What this task involves - For each line below that contains the string "JSON", copy that line.

Stored data entries

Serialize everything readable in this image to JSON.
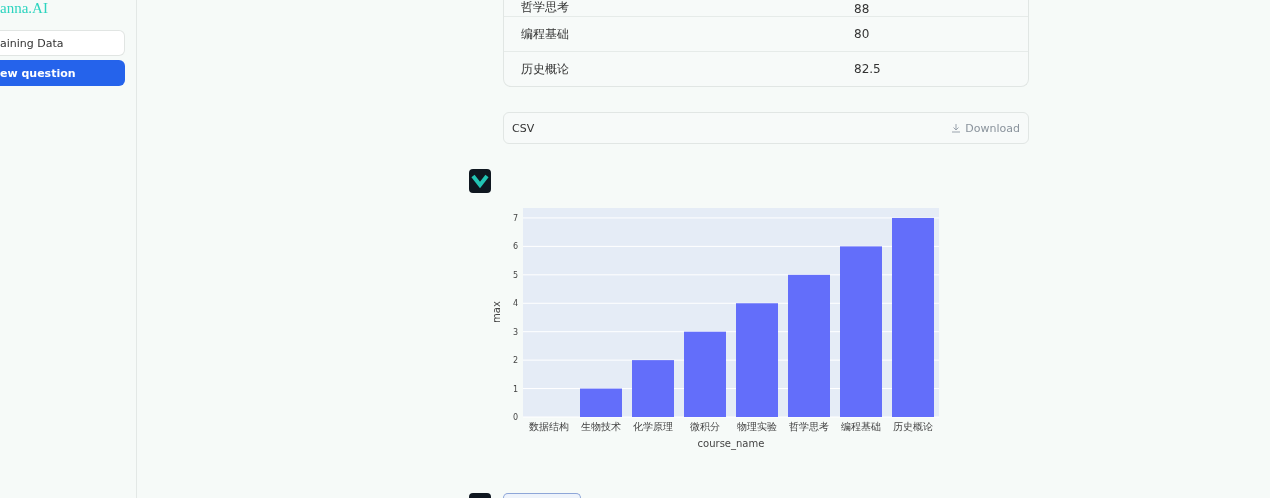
{
  "sidebar": {
    "logo": "anna.AI",
    "items": [
      {
        "label": "aining Data",
        "kind": "outline"
      },
      {
        "label": "ew question",
        "kind": "primary"
      }
    ]
  },
  "table": {
    "rows": [
      [
        "哲学思考",
        "88"
      ],
      [
        "编程基础",
        "80"
      ],
      [
        "历史概论",
        "82.5"
      ]
    ]
  },
  "download_bar": {
    "format": "CSV",
    "action": "Download"
  },
  "chart": {
    "chart_data": {
      "type": "bar",
      "xlabel": "course_name",
      "ylabel": "max",
      "categories": [
        "数据结构",
        "生物技术",
        "化学原理",
        "微积分",
        "物理实验",
        "哲学思考",
        "编程基础",
        "历史概论"
      ],
      "values": [
        0,
        1,
        2,
        3,
        4,
        5,
        6,
        7
      ],
      "yticks": [
        0,
        1,
        2,
        3,
        4,
        5,
        6,
        7
      ],
      "ylim": [
        0,
        7.35
      ],
      "grid": true
    }
  }
}
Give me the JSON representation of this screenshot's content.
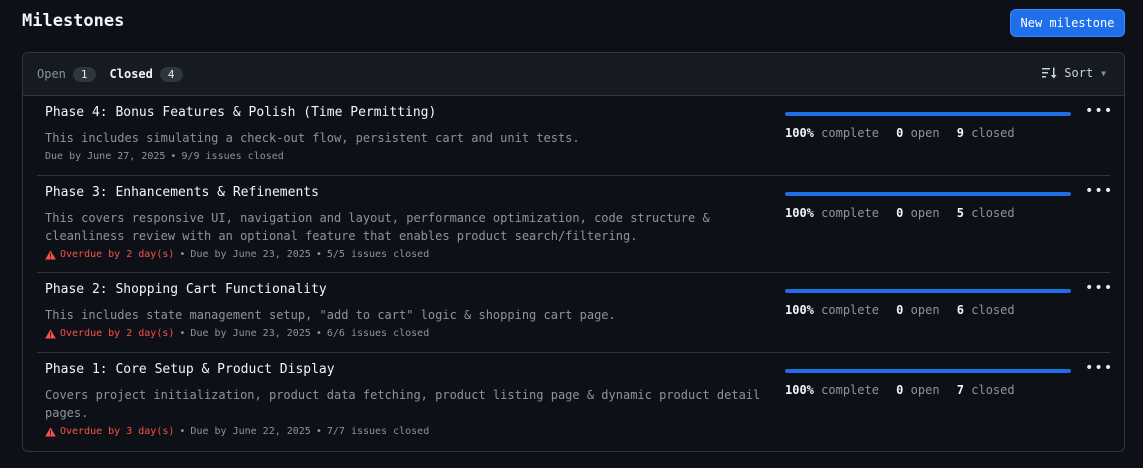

Response to the task -
Serialize everything readable in this image to JSON.
Give me the JSON representation of this screenshot's content.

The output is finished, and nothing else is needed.